> _Problem statement_:
Would you transcribe the whole listing exactly, minus its pictures?

■ ■ ■ ■ ■ ■ ■

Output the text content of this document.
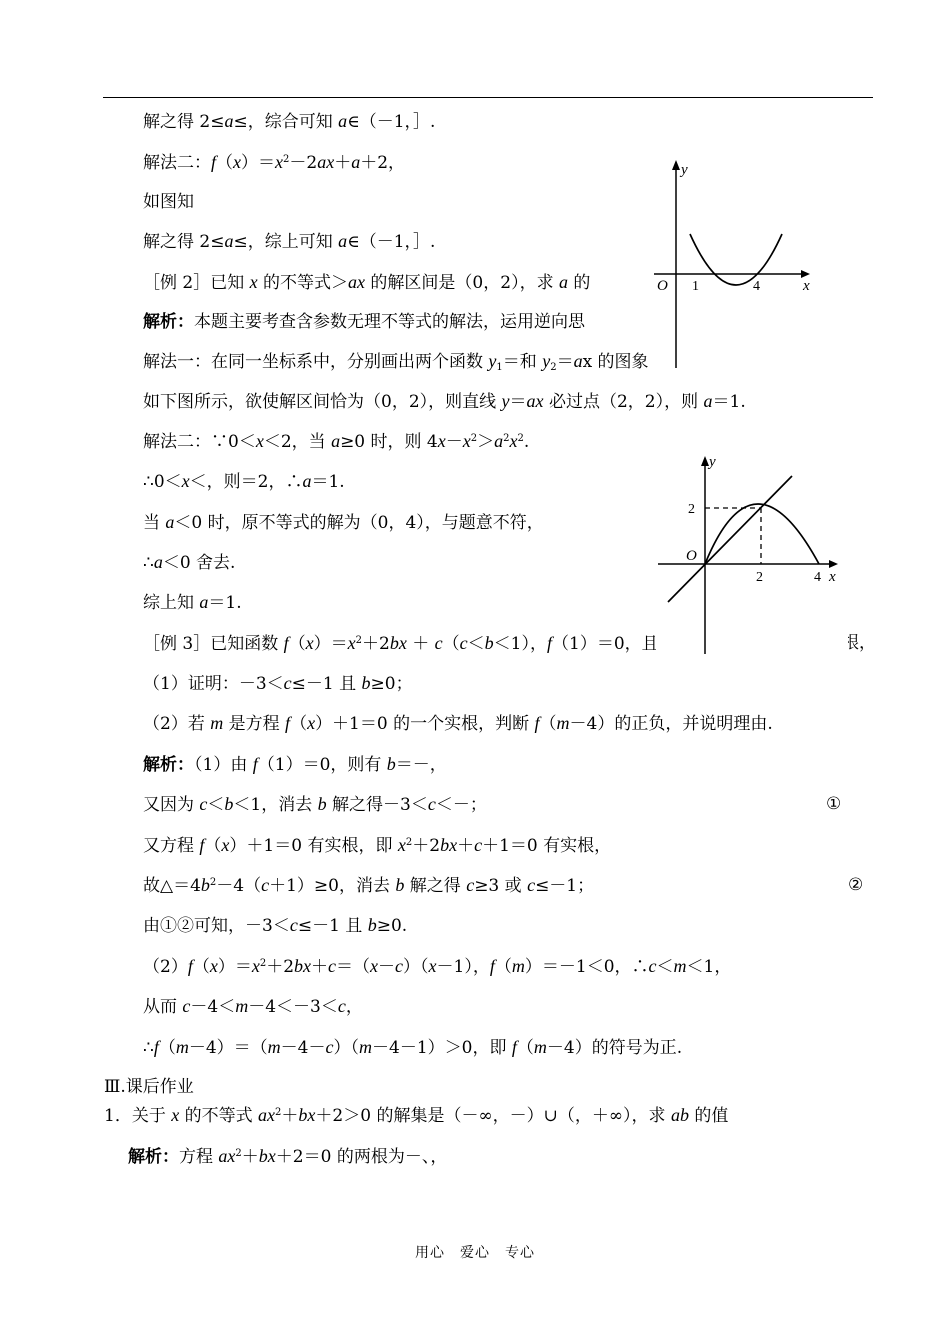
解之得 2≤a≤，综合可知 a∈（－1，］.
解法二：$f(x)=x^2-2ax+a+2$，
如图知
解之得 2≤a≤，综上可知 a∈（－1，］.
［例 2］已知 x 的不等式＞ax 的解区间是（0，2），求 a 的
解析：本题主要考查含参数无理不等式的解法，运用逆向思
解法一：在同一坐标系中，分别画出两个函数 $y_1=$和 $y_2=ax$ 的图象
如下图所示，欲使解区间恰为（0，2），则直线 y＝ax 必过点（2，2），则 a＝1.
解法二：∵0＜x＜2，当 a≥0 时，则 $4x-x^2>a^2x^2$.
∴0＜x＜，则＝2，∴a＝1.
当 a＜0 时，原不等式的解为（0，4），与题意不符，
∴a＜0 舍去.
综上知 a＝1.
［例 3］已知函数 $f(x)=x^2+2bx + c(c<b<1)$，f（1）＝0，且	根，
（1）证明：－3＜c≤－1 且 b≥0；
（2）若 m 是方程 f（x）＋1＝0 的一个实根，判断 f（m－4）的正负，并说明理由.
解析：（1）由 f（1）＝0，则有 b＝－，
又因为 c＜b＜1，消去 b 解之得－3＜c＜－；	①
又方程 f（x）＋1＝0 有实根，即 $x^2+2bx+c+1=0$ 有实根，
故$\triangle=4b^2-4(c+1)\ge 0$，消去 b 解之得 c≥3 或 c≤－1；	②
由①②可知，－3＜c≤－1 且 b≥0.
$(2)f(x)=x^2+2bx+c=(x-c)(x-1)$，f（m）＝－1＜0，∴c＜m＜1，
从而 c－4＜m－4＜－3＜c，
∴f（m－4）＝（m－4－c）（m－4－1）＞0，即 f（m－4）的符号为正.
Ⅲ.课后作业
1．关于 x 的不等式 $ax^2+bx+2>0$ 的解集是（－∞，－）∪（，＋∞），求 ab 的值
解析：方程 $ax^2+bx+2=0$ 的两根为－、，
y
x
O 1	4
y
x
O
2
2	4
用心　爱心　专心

■ ■ ■ ■ ■ ■ ■

> _Task response_:
Output the text content of this document.
解之得 2≤a≤，综合可知 a∈（－1，］.
解法二：$f(x)=x^2-2ax+a+2$，
如图知
解之得 2≤a≤，综上可知 a∈（－1，］.
［例 2］已知 x 的不等式＞ax 的解区间是（0，2），求 a 的
解析：本题主要考查含参数无理不等式的解法，运用逆向思
解法一：在同一坐标系中，分别画出两个函数 $y_1=$和 $y_2=ax$ 的图象
如下图所示，欲使解区间恰为（0，2），则直线 y＝ax 必过点（2，2），则 a＝1.
解法二：∵0＜x＜2，当 a≥0 时，则 $4x-x^2>a^2x^2$.
∴0＜x＜，则＝2，∴a＝1.
当 a＜0 时，原不等式的解为（0，4），与题意不符，
∴a＜0 舍去.
综上知 a＝1.
［例 3］已知函数 $f(x)=x^2+2bx + c(c<b<1)$，f（1）＝0，且	根，
（1）证明：－3＜c≤－1 且 b≥0；
（2）若 m 是方程 f（x）＋1＝0 的一个实根，判断 f（m－4）的正负，并说明理由.
解析：（1）由 f（1）＝0，则有 b＝－，
又因为 c＜b＜1，消去 b 解之得－3＜c＜－；	①
又方程 f（x）＋1＝0 有实根，即 $x^2+2bx+c+1=0$ 有实根，
故$\triangle=4b^2-4(c+1)\ge 0$，消去 b 解之得 c≥3 或 c≤－1；	②
由①②可知，－3＜c≤－1 且 b≥0.
$(2)f(x)=x^2+2bx+c=(x-c)(x-1)$，f（m）＝－1＜0，∴c＜m＜1，
从而 c－4＜m－4＜－3＜c，
∴f（m－4）＝（m－4－c）（m－4－1）＞0，即 f（m－4）的符号为正.
Ⅲ.课后作业
1．关于 x 的不等式 $ax^2+bx+2>0$ 的解集是（－∞，－）∪（，＋∞），求 ab 的值
解析：方程 $ax^2+bx+2=0$ 的两根为－、，
y
x
O 1	4
y
x
O
2
2	4
用心　爱心　专心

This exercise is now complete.